*** Supplied passage Section Begins ***

Possible Prognostic Value of Leukotriene B₄ in Acute Respiratory Distress Syndrome

OBJECTIVE: To study the major eicosanoids implicated in the pathophysiology of acute respiratory distress syndrome (ARDS) in order to estimate their relative prognostic values.

METHODS: We conducted a prospective study in a consecutive series of patients with ARDS admitted to a university hospital intensive care unit. We measured the plasma concentrations of 3 inflammatory mediators (thromboxane B₂, 6-keto prostaglandin F_1α, and leukotriene B₄) in peripheral arterial and mixed venous plasma samples.

RESULTS: We studied 16 patients with ARDS, who had a mean ± SD baseline ratio of P_aO2 to fraction of inspired oxygen (P_aO2/F_IO2) of 147 ± 37 mm Hg and a mean ± SD baseline lung injury score of 2.9 ± 0.37. The plasma concentrations of thromboxane B₂, 6-keto prostaglandin F_1α, and leukotriene B₄ were greater than the general-population reference levels in both arterial and mixed venous plasma, but only leukotriene B₄ was higher in arterial plasma than in mixed venous plasma (401 ± 297 pg/mL vs 316 ± 206 pg/mL, p = 0.04). When we correlated the eicosanoid concentrations with specific indicators of clinical severity, we found correlations only between the baseline P_aO2/F_IO2 and the arterial thromboxane B₂ level (r = −0.57, p = 0.02), the arterial leukotriene B₄ level (r = −0.59, p = 0.01), and the transpulmonary gradient of leukotriene B₄ level (r = −0.59, p = 0.01). We also found a correlation between the transpulmonary gradient of leukotriene B₄ and the lung injury score (r = 0.51, p = 0.04). The thromboxane B₂ concentration in arterial plasma and the leukotriene B₄ concentration in both arterial and mixed venous plasma were the only baseline plasma eicosanoid concentrations that predicted significant differences in outcome. When looking at the transpulmonary gradient of the eicosanoids studied, we found that only the gradient of leukotriene B₄ showed significant differences of clinical interest. Among survivors we observed practically no gradient (−4.9%), whereas among nonsurvivors we found a substantial positive gradient of 41.6% for the elevated arterial (post-pulmonary) values, compared with the pulmonary-artery (pre-pulmonary) values, and this difference was statistically significant (p = 0.02).

CONCLUSIONS: The pro-inflammatory eicosanoid leukotriene B₄ showed the best correlation with lung-injury severity and outcome in patients with ARDS.

*** Supplied passage Section Ends ***
*** Data records Section Begins ***

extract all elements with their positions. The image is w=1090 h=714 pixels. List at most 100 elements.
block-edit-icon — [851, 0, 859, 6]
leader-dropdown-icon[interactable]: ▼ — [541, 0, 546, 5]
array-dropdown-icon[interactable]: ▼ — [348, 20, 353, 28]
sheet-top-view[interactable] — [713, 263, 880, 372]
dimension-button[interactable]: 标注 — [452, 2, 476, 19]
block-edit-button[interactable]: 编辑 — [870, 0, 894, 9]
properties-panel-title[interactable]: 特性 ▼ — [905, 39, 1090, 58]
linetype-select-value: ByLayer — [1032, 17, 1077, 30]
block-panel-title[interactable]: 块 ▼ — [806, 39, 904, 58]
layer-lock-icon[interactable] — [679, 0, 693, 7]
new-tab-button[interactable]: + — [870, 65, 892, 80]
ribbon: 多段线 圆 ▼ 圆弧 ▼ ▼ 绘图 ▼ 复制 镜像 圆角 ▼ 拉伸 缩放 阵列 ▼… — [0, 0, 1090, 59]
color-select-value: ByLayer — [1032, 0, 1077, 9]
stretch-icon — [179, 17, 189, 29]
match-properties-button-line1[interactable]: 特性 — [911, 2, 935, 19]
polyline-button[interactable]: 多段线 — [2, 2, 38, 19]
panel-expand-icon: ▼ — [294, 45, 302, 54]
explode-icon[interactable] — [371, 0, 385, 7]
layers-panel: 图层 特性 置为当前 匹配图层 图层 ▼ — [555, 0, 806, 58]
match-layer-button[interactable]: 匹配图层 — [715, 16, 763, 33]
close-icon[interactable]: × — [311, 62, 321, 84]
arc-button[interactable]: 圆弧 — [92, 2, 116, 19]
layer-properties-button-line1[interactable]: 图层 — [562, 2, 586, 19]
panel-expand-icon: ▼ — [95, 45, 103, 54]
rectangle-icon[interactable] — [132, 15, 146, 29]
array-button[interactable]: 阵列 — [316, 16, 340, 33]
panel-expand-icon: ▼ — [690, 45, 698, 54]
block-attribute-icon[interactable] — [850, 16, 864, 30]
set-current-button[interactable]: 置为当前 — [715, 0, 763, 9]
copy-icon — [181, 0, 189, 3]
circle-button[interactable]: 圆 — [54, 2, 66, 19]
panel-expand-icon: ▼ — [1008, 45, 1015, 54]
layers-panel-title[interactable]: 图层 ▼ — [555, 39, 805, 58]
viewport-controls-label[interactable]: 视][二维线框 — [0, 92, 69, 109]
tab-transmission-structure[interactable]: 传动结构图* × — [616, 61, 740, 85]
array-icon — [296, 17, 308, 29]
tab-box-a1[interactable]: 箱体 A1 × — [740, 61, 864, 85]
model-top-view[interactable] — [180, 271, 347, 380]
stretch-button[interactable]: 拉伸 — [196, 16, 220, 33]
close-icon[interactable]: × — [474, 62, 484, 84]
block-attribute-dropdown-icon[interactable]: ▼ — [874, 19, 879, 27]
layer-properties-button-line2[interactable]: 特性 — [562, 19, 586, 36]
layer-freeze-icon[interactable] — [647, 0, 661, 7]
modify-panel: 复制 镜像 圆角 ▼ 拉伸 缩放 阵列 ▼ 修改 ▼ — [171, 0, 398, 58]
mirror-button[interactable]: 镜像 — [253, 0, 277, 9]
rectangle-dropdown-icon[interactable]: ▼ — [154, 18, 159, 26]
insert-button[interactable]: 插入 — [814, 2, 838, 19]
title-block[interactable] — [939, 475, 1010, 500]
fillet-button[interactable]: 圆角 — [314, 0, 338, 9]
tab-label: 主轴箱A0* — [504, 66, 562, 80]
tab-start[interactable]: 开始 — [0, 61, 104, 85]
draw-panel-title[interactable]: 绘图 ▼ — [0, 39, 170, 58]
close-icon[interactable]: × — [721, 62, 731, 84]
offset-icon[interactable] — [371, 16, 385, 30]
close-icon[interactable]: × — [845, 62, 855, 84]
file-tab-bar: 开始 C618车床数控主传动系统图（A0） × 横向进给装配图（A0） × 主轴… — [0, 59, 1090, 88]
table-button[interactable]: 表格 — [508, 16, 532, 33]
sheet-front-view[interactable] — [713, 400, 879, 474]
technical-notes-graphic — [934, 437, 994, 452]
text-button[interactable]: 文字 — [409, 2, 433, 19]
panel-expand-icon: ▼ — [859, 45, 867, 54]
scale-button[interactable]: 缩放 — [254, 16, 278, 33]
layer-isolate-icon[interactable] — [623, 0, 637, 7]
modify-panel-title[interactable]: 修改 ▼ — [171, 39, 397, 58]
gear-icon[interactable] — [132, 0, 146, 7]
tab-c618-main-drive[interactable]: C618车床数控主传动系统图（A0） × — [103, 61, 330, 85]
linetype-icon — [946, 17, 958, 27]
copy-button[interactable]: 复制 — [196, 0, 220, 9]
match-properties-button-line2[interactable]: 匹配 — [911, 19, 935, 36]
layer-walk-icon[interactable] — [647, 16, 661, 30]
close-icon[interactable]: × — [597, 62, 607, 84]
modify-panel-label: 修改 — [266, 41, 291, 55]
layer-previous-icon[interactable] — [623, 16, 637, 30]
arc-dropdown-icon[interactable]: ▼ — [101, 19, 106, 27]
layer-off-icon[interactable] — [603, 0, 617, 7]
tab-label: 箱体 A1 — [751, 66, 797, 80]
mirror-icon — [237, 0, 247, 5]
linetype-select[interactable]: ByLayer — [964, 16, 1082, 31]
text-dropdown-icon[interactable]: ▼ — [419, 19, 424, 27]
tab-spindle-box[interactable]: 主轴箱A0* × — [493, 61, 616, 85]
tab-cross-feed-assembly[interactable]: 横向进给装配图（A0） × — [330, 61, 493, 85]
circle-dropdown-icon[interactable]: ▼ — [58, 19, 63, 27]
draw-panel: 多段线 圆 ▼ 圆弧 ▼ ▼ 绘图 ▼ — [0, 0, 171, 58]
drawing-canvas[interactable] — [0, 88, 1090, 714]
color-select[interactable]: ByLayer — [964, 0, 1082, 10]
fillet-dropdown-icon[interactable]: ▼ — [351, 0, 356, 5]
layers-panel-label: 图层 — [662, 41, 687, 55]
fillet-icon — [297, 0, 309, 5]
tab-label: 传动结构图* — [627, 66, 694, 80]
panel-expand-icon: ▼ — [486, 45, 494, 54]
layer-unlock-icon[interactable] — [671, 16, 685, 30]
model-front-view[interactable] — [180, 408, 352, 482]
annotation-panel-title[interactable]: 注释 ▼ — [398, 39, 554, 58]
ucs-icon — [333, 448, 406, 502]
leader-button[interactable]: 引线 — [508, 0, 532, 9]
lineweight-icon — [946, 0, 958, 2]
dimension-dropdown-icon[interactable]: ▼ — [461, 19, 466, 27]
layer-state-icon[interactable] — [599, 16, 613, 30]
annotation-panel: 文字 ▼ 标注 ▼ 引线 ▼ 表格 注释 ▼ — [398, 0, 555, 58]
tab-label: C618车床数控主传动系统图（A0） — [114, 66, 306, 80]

*** Data records Section Ends ***

- [Your instructions] Please copy the ARDS abstract from "OBJECTIVE: To study" to "venous plasma samples.", substituting "teaching hospital" for every "university hospital".

- [Solution]
OBJECTIVE: To study the major eicosanoids implicated in the pathophysiology of acute respiratory distress syndrome (ARDS) in order to estimate their relative prognostic values.

METHODS: We conducted a prospective study in a consecutive series of patients with ARDS admitted to a teaching hospital intensive care unit. We measured the plasma concentrations of 3 inflammatory mediators (thromboxane B₂, 6-keto prostaglandin F_1α, and leukotriene B₄) in peripheral arterial and mixed venous plasma samples.